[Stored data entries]
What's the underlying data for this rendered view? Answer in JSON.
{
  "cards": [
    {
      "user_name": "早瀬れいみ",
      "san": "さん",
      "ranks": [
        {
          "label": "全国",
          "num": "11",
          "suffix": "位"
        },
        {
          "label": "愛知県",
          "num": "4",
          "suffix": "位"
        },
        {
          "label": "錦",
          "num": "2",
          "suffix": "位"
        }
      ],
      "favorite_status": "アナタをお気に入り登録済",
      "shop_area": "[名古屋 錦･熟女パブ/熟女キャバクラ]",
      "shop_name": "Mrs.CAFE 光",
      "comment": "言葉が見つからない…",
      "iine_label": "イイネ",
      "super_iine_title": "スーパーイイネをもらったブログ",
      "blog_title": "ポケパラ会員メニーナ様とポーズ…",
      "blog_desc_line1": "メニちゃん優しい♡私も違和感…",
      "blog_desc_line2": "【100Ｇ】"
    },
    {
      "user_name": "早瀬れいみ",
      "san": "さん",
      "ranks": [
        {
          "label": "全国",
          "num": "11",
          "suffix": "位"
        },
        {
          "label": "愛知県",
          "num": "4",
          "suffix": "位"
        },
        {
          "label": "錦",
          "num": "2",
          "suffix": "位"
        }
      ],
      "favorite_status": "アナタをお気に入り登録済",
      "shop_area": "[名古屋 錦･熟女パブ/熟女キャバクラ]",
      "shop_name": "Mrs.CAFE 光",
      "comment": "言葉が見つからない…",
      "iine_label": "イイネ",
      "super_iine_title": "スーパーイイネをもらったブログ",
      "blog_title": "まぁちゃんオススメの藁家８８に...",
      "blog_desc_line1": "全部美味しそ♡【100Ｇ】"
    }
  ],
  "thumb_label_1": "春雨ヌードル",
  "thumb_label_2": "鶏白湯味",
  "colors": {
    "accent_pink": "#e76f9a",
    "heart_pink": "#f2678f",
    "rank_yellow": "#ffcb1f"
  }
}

- Problem requirements
Go through the listing and copy all of it exactly.

- Written answer
What's the underlying data for this rendered view? Answer in JSON.
{
  "cards": [
    {
      "user_name": "早瀬れいみ",
      "san": "さん",
      "ranks": [
        {
          "label": "全国",
          "num": "11",
          "suffix": "位"
        },
        {
          "label": "愛知県",
          "num": "4",
          "suffix": "位"
        },
        {
          "label": "錦",
          "num": "2",
          "suffix": "位"
        }
      ],
      "favorite_status": "アナタをお気に入り登録済",
      "shop_area": "[名古屋 錦･熟女パブ/熟女キャバクラ]",
      "shop_name": "Mrs.CAFE 光",
      "comment": "言葉が見つからない…",
      "iine_label": "イイネ",
      "super_iine_title": "スーパーイイネをもらったブログ",
      "blog_title": "ポケパラ会員メニーナ様とポーズ…",
      "blog_desc_line1": "メニちゃん優しい♡私も違和感…",
      "blog_desc_line2": "【100Ｇ】"
    },
    {
      "user_name": "早瀬れいみ",
      "san": "さん",
      "ranks": [
        {
          "label": "全国",
          "num": "11",
          "suffix": "位"
        },
        {
          "label": "愛知県",
          "num": "4",
          "suffix": "位"
        },
        {
          "label": "錦",
          "num": "2",
          "suffix": "位"
        }
      ],
      "favorite_status": "アナタをお気に入り登録済",
      "shop_area": "[名古屋 錦･熟女パブ/熟女キャバクラ]",
      "shop_name": "Mrs.CAFE 光",
      "comment": "言葉が見つからない…",
      "iine_label": "イイネ",
      "super_iine_title": "スーパーイイネをもらったブログ",
      "blog_title": "まぁちゃんオススメの藁家８８に...",
      "blog_desc_line1": "全部美味しそ♡【100Ｇ】"
    }
  ],
  "thumb_label_1": "春雨ヌードル",
  "thumb_label_2": "鶏白湯味",
  "colors": {
    "accent_pink": "#e76f9a",
    "heart_pink": "#f2678f",
    "rank_yellow": "#ffcb1f"
  }
}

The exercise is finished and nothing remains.